═══ Supplied data ═══

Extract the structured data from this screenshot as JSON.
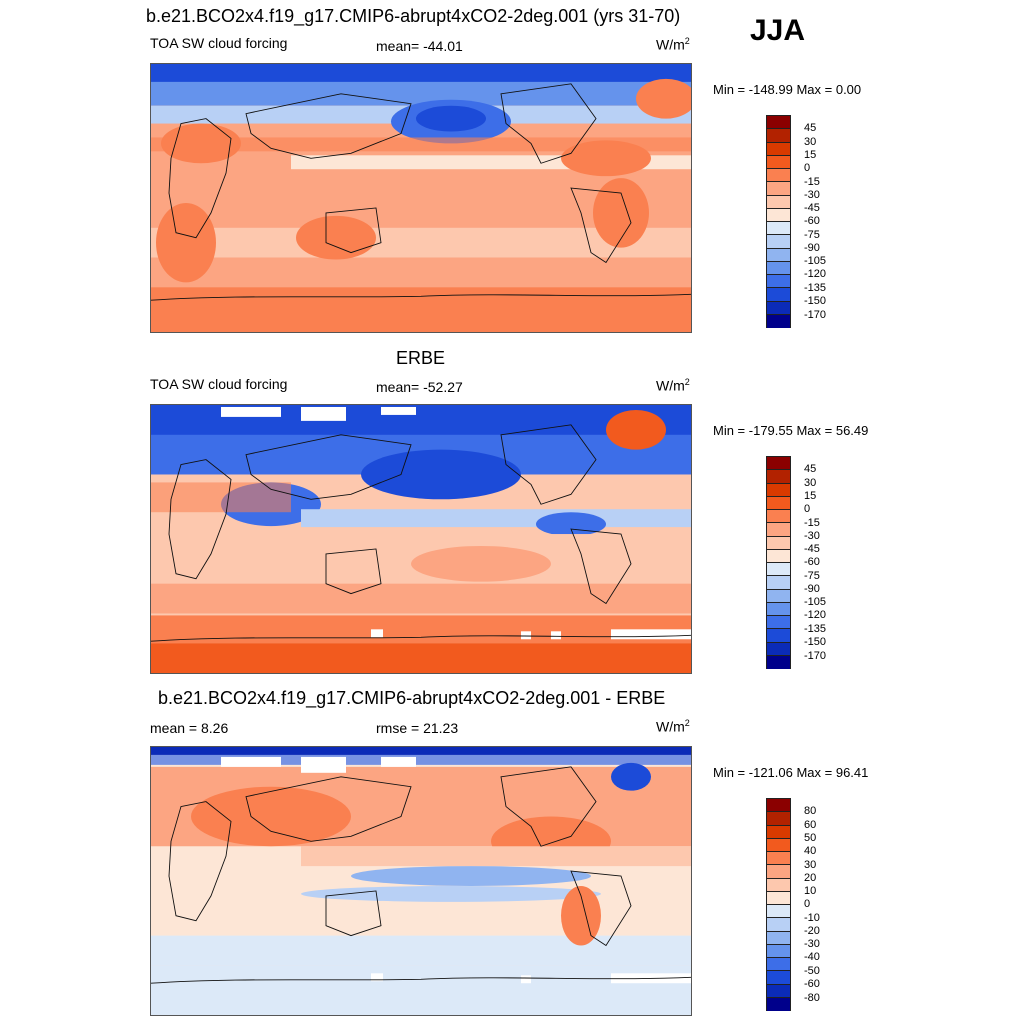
{
  "season": "JJA",
  "palette_cf": [
    "#8b0000",
    "#b22200",
    "#d93a00",
    "#f25a1e",
    "#fa8050",
    "#fca582",
    "#fdc8ae",
    "#fde6d6",
    "#dce9f8",
    "#b8d0f5",
    "#90b4f0",
    "#6593ec",
    "#3d6ee8",
    "#1c4bd8",
    "#0b2bb8",
    "#00008b"
  ],
  "palette_diff": [
    "#8b0000",
    "#b22200",
    "#d93a00",
    "#f25a1e",
    "#fa8050",
    "#fca582",
    "#fdc8ae",
    "#fde6d6",
    "#dce9f8",
    "#b8d0f5",
    "#90b4f0",
    "#6593ec",
    "#3d6ee8",
    "#1c4bd8",
    "#0b2bb8",
    "#00008b"
  ],
  "panels": [
    {
      "title": "b.e21.BCO2x4.f19_g17.CMIP6-abrupt4xCO2-2deg.001 (yrs 31-70)",
      "left_label": "TOA SW cloud forcing",
      "center_label": "mean= -44.01",
      "units_base": "W/m",
      "units_exp": "2",
      "minmax": "Min = -148.99 Max =   0.00",
      "colorbar_labels": [
        "45",
        "30",
        "15",
        "0",
        "-15",
        "-30",
        "-45",
        "-60",
        "-75",
        "-90",
        "-105",
        "-120",
        "-135",
        "-150",
        "-170"
      ]
    },
    {
      "title": "ERBE",
      "left_label": "TOA SW cloud forcing",
      "center_label": "mean= -52.27",
      "units_base": "W/m",
      "units_exp": "2",
      "minmax": "Min = -179.55 Max =  56.49",
      "colorbar_labels": [
        "45",
        "30",
        "15",
        "0",
        "-15",
        "-30",
        "-45",
        "-60",
        "-75",
        "-90",
        "-105",
        "-120",
        "-135",
        "-150",
        "-170"
      ]
    },
    {
      "title": "b.e21.BCO2x4.f19_g17.CMIP6-abrupt4xCO2-2deg.001 - ERBE",
      "left_label": "mean =   8.26",
      "center_label": "rmse =  21.23",
      "units_base": "W/m",
      "units_exp": "2",
      "minmax": "Min = -121.06 Max =  96.41",
      "colorbar_labels": [
        "80",
        "60",
        "50",
        "40",
        "30",
        "20",
        "10",
        "0",
        "-10",
        "-20",
        "-30",
        "-40",
        "-50",
        "-60",
        "-80"
      ]
    }
  ]
}
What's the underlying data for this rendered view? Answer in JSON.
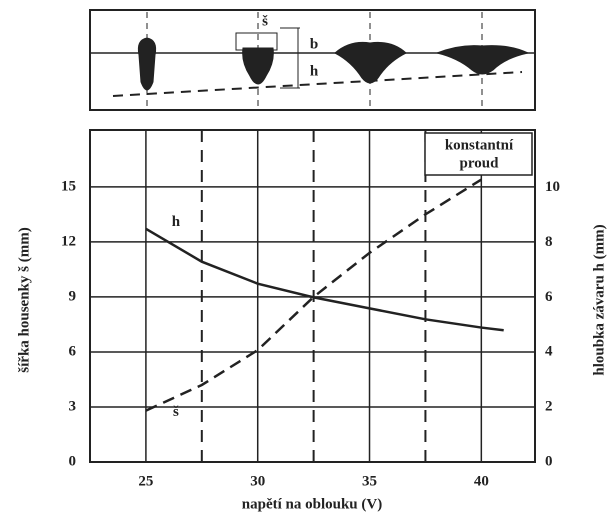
{
  "chart_data": {
    "type": "line",
    "xlabel": "napětí na oblouku (V)",
    "ylabel": "šířka housenky š (mm)",
    "y2label": "hloubka závaru  h (mm)",
    "x": [
      25,
      27.5,
      30,
      32.5,
      35,
      37.5,
      40,
      41
    ],
    "series": [
      {
        "name": "h",
        "color": "#222222",
        "dash": false,
        "axis": "y2",
        "values": [
          8.5,
          7.3,
          6.5,
          6.0,
          5.6,
          5.2,
          4.9,
          4.8
        ]
      },
      {
        "name": "š",
        "color": "#222222",
        "dash": true,
        "values": [
          2.8,
          4.2,
          6.1,
          9.0,
          11.4,
          13.5,
          15.4,
          null
        ]
      }
    ],
    "xlim": [
      22.5,
      42.4
    ],
    "xticks": [
      25,
      30,
      35,
      40
    ],
    "ylim": [
      0,
      18.1
    ],
    "yticks": [
      0,
      3,
      6,
      9,
      12,
      15
    ],
    "y2lim": [
      0,
      12.1
    ],
    "y2ticks": [
      0,
      2,
      4,
      6,
      8,
      10
    ],
    "dashed_x": [
      27.5,
      32.5,
      37.5
    ],
    "grid": true,
    "annotation": [
      "konstantní",
      "proud"
    ],
    "diagram_labels": [
      "š",
      "b",
      "h"
    ]
  }
}
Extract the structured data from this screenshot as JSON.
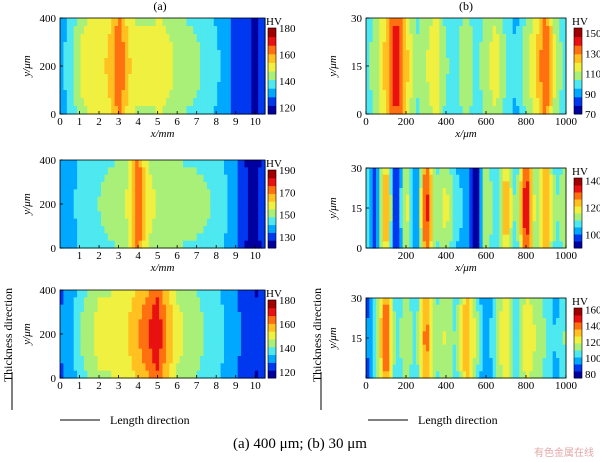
{
  "figure": {
    "labels": [
      "(a)",
      "(b)"
    ],
    "caption": "(a) 400 μm; (b) 30 μm",
    "thickness_label": "Thickness direction",
    "length_label": "Length direction",
    "watermark": "有色金属在线"
  },
  "colorscale": [
    "#0000a0",
    "#0038f0",
    "#00a8ff",
    "#4de8f0",
    "#a8f078",
    "#f0f040",
    "#ffc020",
    "#ff7010",
    "#e81010",
    "#a00000"
  ],
  "chart_data": [
    {
      "id": "a1",
      "type": "heatmap",
      "title": "",
      "xlabel": "x/mm",
      "ylabel": "y/μm",
      "xlim": [
        0,
        10.5
      ],
      "ylim": [
        0,
        400
      ],
      "xticks": [
        0,
        1,
        2,
        3,
        4,
        5,
        6,
        7,
        8,
        9,
        10
      ],
      "yticks": [
        0,
        200,
        400
      ],
      "colorbar": {
        "title": "HV",
        "range": [
          115,
          180
        ],
        "ticks": [
          120,
          140,
          160,
          180
        ]
      },
      "hardness_profile_x": [
        0,
        0.5,
        1,
        1.5,
        2,
        2.5,
        3,
        3.5,
        4,
        4.5,
        5,
        5.5,
        6,
        6.5,
        7,
        7.5,
        8,
        8.5,
        9,
        9.5,
        10,
        10.5
      ],
      "hardness_profile_HV": [
        132,
        138,
        148,
        152,
        152,
        155,
        168,
        155,
        150,
        150,
        152,
        150,
        146,
        144,
        142,
        140,
        136,
        132,
        126,
        124,
        120,
        128
      ]
    },
    {
      "id": "a2",
      "type": "heatmap",
      "title": "",
      "xlabel": "x/mm",
      "ylabel": "y/μm",
      "xlim": [
        0,
        10.5
      ],
      "ylim": [
        0,
        400
      ],
      "xticks": [
        1,
        2,
        3,
        4,
        5,
        6,
        7,
        8,
        9,
        10
      ],
      "yticks": [
        0,
        200,
        400
      ],
      "colorbar": {
        "title": "HV",
        "range": [
          120,
          190
        ],
        "ticks": [
          130,
          150,
          170,
          190
        ]
      },
      "hardness_profile_x": [
        0,
        0.5,
        1,
        1.5,
        2,
        2.5,
        3,
        3.5,
        4,
        4.5,
        5,
        5.5,
        6,
        6.5,
        7,
        7.5,
        8,
        8.5,
        9,
        9.5,
        10,
        10.5
      ],
      "hardness_profile_HV": [
        140,
        136,
        145,
        148,
        148,
        150,
        152,
        156,
        178,
        158,
        154,
        152,
        152,
        151,
        150,
        149,
        147,
        142,
        136,
        128,
        124,
        132
      ]
    },
    {
      "id": "a3",
      "type": "heatmap",
      "title": "",
      "xlabel": "",
      "ylabel": "y/μm",
      "xlim": [
        0,
        10.5
      ],
      "ylim": [
        0,
        400
      ],
      "xticks": [
        0,
        1,
        2,
        3,
        4,
        5,
        6,
        7,
        8,
        9,
        10
      ],
      "yticks": [
        0,
        200,
        400
      ],
      "colorbar": {
        "title": "HV",
        "range": [
          115,
          180
        ],
        "ticks": [
          120,
          140,
          160,
          180
        ]
      },
      "hardness_profile_x": [
        0,
        0.5,
        1,
        1.5,
        2,
        2.5,
        3,
        3.5,
        4,
        4.5,
        5,
        5.5,
        6,
        6.5,
        7,
        7.5,
        8,
        8.5,
        9,
        9.5,
        10,
        10.5
      ],
      "hardness_profile_HV": [
        128,
        132,
        140,
        146,
        150,
        151,
        152,
        154,
        160,
        166,
        172,
        160,
        150,
        146,
        144,
        140,
        138,
        134,
        130,
        126,
        122,
        124
      ]
    },
    {
      "id": "b1",
      "type": "heatmap",
      "title": "",
      "xlabel": "x/μm",
      "ylabel": "y/μm",
      "xlim": [
        0,
        1000
      ],
      "ylim": [
        0,
        30
      ],
      "xticks": [
        0,
        200,
        400,
        600,
        800,
        1000
      ],
      "yticks": [
        0,
        15,
        30
      ],
      "colorbar": {
        "title": "HV",
        "range": [
          70,
          155
        ],
        "ticks": [
          70,
          90,
          110,
          130,
          150
        ]
      },
      "hardness_profile_x": [
        0,
        50,
        100,
        150,
        200,
        250,
        300,
        350,
        400,
        450,
        500,
        550,
        600,
        650,
        700,
        750,
        800,
        850,
        900,
        950,
        1000
      ],
      "hardness_profile_HV": [
        100,
        110,
        125,
        150,
        125,
        105,
        112,
        120,
        105,
        100,
        115,
        100,
        110,
        118,
        104,
        96,
        110,
        120,
        140,
        110,
        100
      ]
    },
    {
      "id": "b2",
      "type": "heatmap",
      "title": "",
      "xlabel": "x/μm",
      "ylabel": "y/μm",
      "xlim": [
        0,
        1000
      ],
      "ylim": [
        0,
        30
      ],
      "xticks": [
        200,
        400,
        600,
        800,
        1000
      ],
      "yticks": [
        0,
        15,
        30
      ],
      "colorbar": {
        "title": "HV",
        "range": [
          90,
          142
        ],
        "ticks": [
          100,
          120,
          140
        ]
      },
      "hardness_profile_x": [
        0,
        50,
        100,
        150,
        200,
        250,
        300,
        350,
        400,
        450,
        500,
        550,
        600,
        650,
        700,
        750,
        800,
        850,
        900,
        950,
        1000
      ],
      "hardness_profile_HV": [
        110,
        98,
        130,
        92,
        120,
        98,
        136,
        112,
        118,
        108,
        104,
        90,
        118,
        106,
        126,
        108,
        138,
        112,
        128,
        110,
        116
      ]
    },
    {
      "id": "b3",
      "type": "heatmap",
      "title": "",
      "xlabel": "",
      "ylabel": "y/μm",
      "xlim": [
        0,
        1000
      ],
      "ylim": [
        0,
        30
      ],
      "xticks": [
        0,
        200,
        400,
        600,
        800,
        1000
      ],
      "yticks": [
        15,
        30
      ],
      "colorbar": {
        "title": "HV",
        "range": [
          75,
          162
        ],
        "ticks": [
          80,
          100,
          120,
          140,
          160
        ]
      },
      "hardness_profile_x": [
        0,
        50,
        100,
        150,
        200,
        250,
        300,
        350,
        400,
        450,
        500,
        550,
        600,
        650,
        700,
        750,
        800,
        850,
        900,
        950,
        1000
      ],
      "hardness_profile_HV": [
        90,
        108,
        150,
        104,
        118,
        106,
        142,
        112,
        120,
        108,
        138,
        116,
        92,
        112,
        130,
        104,
        126,
        118,
        110,
        100,
        112
      ]
    }
  ]
}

═══

**Task goal**
Extract lines where the string "ERBE" occurs.

**The answer**
      "title": "ERBE",
      "title": "b.e21.BCO2x4.f19_g17.CMIP6-abrupt4xCO2-2deg.001 - ERBE",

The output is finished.